- Exercise goal: List each line in which the string "نتائج" appears.
-------
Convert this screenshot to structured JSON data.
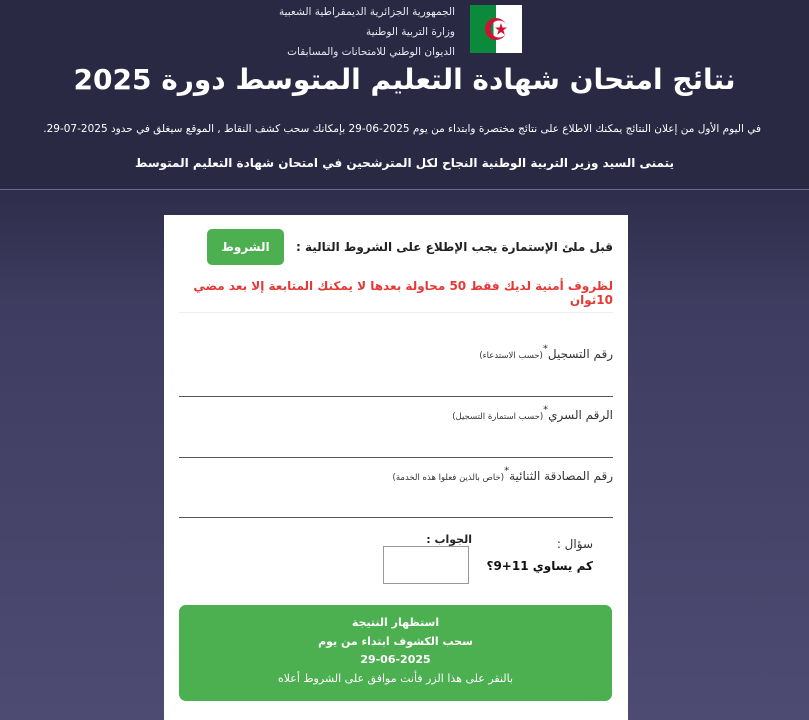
{
  "header": {
    "org_lines": [
      "الجمهورية الجزائرية الديمقراطية الشعبية",
      "وزارة التربية الوطنية",
      "الديوان الوطني للامتحانات والمسابقات"
    ],
    "title": "نتائج امتحان شهادة التعليم المتوسط دورة 2025",
    "notice": "في اليوم الأول من إعلان النتائج يمكنك الاطلاع على نتائج مختصرة وابتداء من يوم 2025-06-29 بإمكانك سحب كشف النقاط , الموقع سيغلق في حدود 2025-07-29.",
    "wish": "يتمنى السيد وزير التربية الوطنية النجاح لكل المترشحين في امتحان شهادة التعليم المتوسط"
  },
  "form": {
    "conditions_label": "قبل ملئ الإستمارة يجب الإطلاع على الشروط التالية :",
    "conditions_button": "الشروط",
    "warning": "لظروف أمنية لديك فقط 50 محاولة بعدها لا يمكنك المتابعة إلا بعد مضي 10ثوان",
    "fields": [
      {
        "label": "رقم التسجيل",
        "hint": "(حسب الاستدعاء)"
      },
      {
        "label": "الرقم السري",
        "hint": "(حسب استمارة التسجيل)"
      },
      {
        "label": "رقم المصادقة الثنائية",
        "hint": "(خاص بالذين فعلوا هذه الخدمة)"
      }
    ],
    "required_mark": "*",
    "question_label": "سؤال :",
    "question_text": "كم يساوي 11+9؟",
    "answer_label": "الجواب :",
    "answer_value": "",
    "submit": {
      "line1": "استظهار النتيجة",
      "line2": "سحب الكشوف ابتداء من يوم",
      "line3": "29-06-2025",
      "line4": "بالنقر على هذا الزر فأنت موافق على الشروط أعلاه"
    }
  },
  "colors": {
    "accent_green": "#4caf50",
    "warning_red": "#e53935",
    "header_bg": "#2a2944"
  }
}
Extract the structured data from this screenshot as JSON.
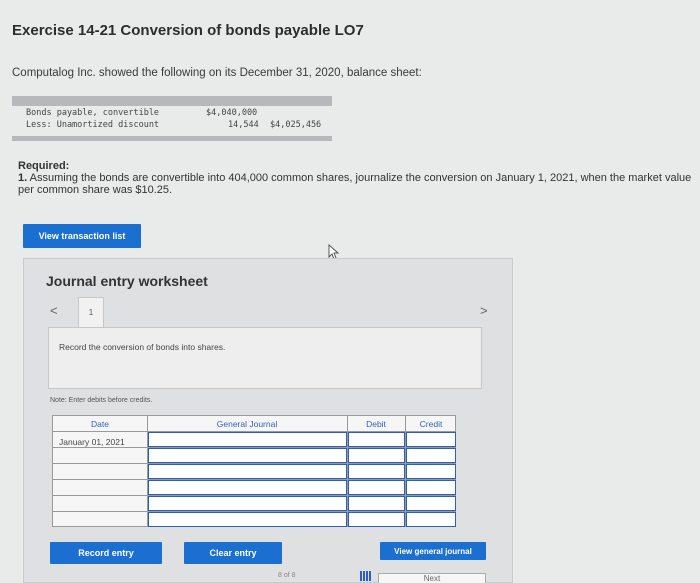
{
  "title": "Exercise 14-21 Conversion of bonds payable LO7",
  "intro": "Computalog Inc. showed the following on its December 31, 2020, balance sheet:",
  "balance_sheet": {
    "row1": {
      "label": "Bonds payable, convertible",
      "amount": "$4,040,000",
      "total": ""
    },
    "row2": {
      "label": "Less: Unamortized discount",
      "amount": "14,544",
      "total": "$4,025,456"
    }
  },
  "required": {
    "heading": "Required:",
    "number": "1.",
    "text": "Assuming the bonds are convertible into 404,000 common shares, journalize the conversion on January 1, 2021, when the market value per common share was $10.25."
  },
  "buttons": {
    "view_transaction_list": "View transaction list",
    "record_entry": "Record entry",
    "clear_entry": "Clear entry",
    "view_general_journal": "View general journal",
    "next": "Next"
  },
  "worksheet": {
    "title": "Journal entry worksheet",
    "prev": "<",
    "next": ">",
    "tab": "1",
    "instruction": "Record the conversion of bonds into shares.",
    "note": "Note: Enter debits before credits.",
    "columns": {
      "date": "Date",
      "general_journal": "General Journal",
      "debit": "Debit",
      "credit": "Credit"
    },
    "date_value": "January 01, 2021"
  },
  "pager": "8 of 8",
  "colors": {
    "accent": "#1a6fd1",
    "background": "#e9eaea"
  }
}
-------
- The solution:
    "title": "نتائج امتحان شهادة التعليم المتوسط دورة 2025",
    "notice": "في اليوم الأول من إعلان النتائج يمكنك الاطلاع على نتائج مختصرة وابتداء من يوم 2025-06-29 بإمكانك سحب كشف النقاط , الموقع سيغلق في حدود 2025-07-29.",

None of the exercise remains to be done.